### Written instruction
Reproduce the data below word for word, leaving out the pictures.

======== The data

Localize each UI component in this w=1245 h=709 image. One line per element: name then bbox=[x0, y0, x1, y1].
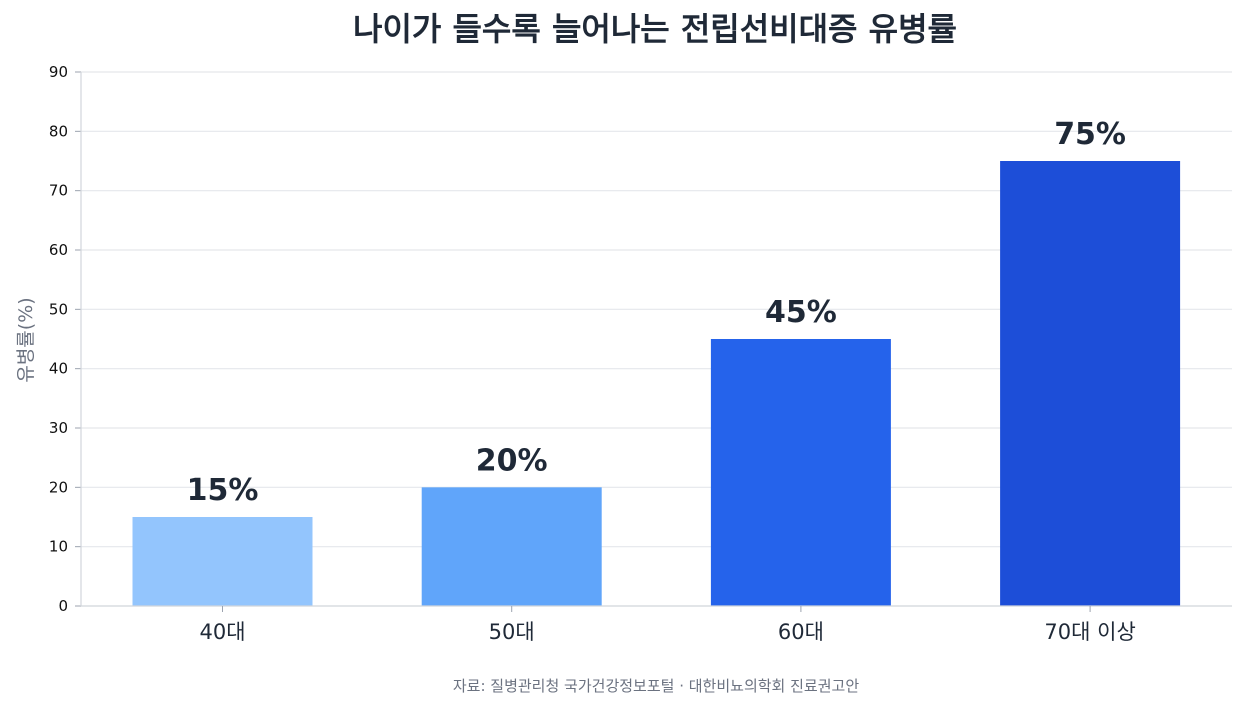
y-tick-label: 60 bbox=[49, 241, 68, 259]
x-tick-label: 40대 bbox=[199, 620, 245, 644]
y-tick-label: 20 bbox=[49, 478, 68, 496]
y-tick-label: 0 bbox=[58, 597, 68, 615]
bar-4 bbox=[1000, 161, 1181, 606]
y-tick-label: 80 bbox=[49, 122, 68, 140]
x-tick-labels: 40대 50대 60대 70대 이상 bbox=[199, 620, 1135, 644]
data-label: 45% bbox=[765, 295, 837, 330]
data-label: 15% bbox=[187, 473, 259, 508]
source-note: 자료: 질병관리청 국가건강정보포털 · 대한비뇨의학회 진료권고안 bbox=[453, 677, 859, 695]
data-label: 20% bbox=[476, 443, 548, 478]
y-axis-label: 유병률(%) bbox=[15, 297, 37, 382]
x-tick-label: 70대 이상 bbox=[1044, 620, 1135, 644]
x-tick-label: 60대 bbox=[778, 620, 824, 644]
axes bbox=[75, 71, 1232, 612]
y-tick-label: 10 bbox=[49, 538, 68, 556]
y-tick-labels: 0 10 20 30 40 50 60 70 80 90 bbox=[49, 63, 68, 615]
bar-1 bbox=[132, 517, 313, 606]
bar-3 bbox=[710, 339, 891, 606]
chart-title: 나이가 들수록 늘어나는 전립선비대증 유병률 bbox=[353, 10, 957, 48]
bars bbox=[132, 161, 1181, 606]
data-labels: 15% 20% 45% 75% bbox=[187, 117, 1126, 508]
y-tick-label: 50 bbox=[49, 300, 68, 318]
y-tick-label: 30 bbox=[49, 419, 68, 437]
x-tick-label: 50대 bbox=[489, 620, 535, 644]
y-tick-label: 70 bbox=[49, 182, 68, 200]
data-label: 75% bbox=[1054, 117, 1126, 152]
y-tick-label: 90 bbox=[49, 63, 68, 81]
bar-2 bbox=[421, 487, 602, 606]
y-tick-label: 40 bbox=[49, 360, 68, 378]
gridlines bbox=[81, 71, 1232, 548]
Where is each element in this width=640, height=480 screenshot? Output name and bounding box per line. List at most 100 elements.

================

### Result for this exercise
Localize each UI component in this w=1245 h=709 image. One line per element: name then bbox=[x0, y0, x1, y1].
y-tick-label: 60 bbox=[49, 241, 68, 259]
x-tick-label: 40대 bbox=[199, 620, 245, 644]
y-tick-label: 20 bbox=[49, 478, 68, 496]
y-tick-label: 0 bbox=[58, 597, 68, 615]
bar-4 bbox=[1000, 161, 1181, 606]
y-tick-label: 80 bbox=[49, 122, 68, 140]
x-tick-labels: 40대 50대 60대 70대 이상 bbox=[199, 620, 1135, 644]
data-label: 45% bbox=[765, 295, 837, 330]
data-label: 15% bbox=[187, 473, 259, 508]
source-note: 자료: 질병관리청 국가건강정보포털 · 대한비뇨의학회 진료권고안 bbox=[453, 677, 859, 695]
data-label: 20% bbox=[476, 443, 548, 478]
y-axis-label: 유병률(%) bbox=[15, 297, 37, 382]
x-tick-label: 70대 이상 bbox=[1044, 620, 1135, 644]
x-tick-label: 60대 bbox=[778, 620, 824, 644]
axes bbox=[75, 71, 1232, 612]
y-tick-label: 10 bbox=[49, 538, 68, 556]
y-tick-labels: 0 10 20 30 40 50 60 70 80 90 bbox=[49, 63, 68, 615]
bar-1 bbox=[132, 517, 313, 606]
bar-3 bbox=[710, 339, 891, 606]
chart-title: 나이가 들수록 늘어나는 전립선비대증 유병률 bbox=[353, 10, 957, 48]
bars bbox=[132, 161, 1181, 606]
data-labels: 15% 20% 45% 75% bbox=[187, 117, 1126, 508]
y-tick-label: 50 bbox=[49, 300, 68, 318]
y-tick-label: 30 bbox=[49, 419, 68, 437]
x-tick-label: 50대 bbox=[489, 620, 535, 644]
y-tick-label: 70 bbox=[49, 182, 68, 200]
data-label: 75% bbox=[1054, 117, 1126, 152]
y-tick-label: 90 bbox=[49, 63, 68, 81]
bar-2 bbox=[421, 487, 602, 606]
y-tick-label: 40 bbox=[49, 360, 68, 378]
gridlines bbox=[81, 71, 1232, 548]
Where is each element in this width=640, height=480 screenshot? Output name and bounding box per line. List at most 100 elements.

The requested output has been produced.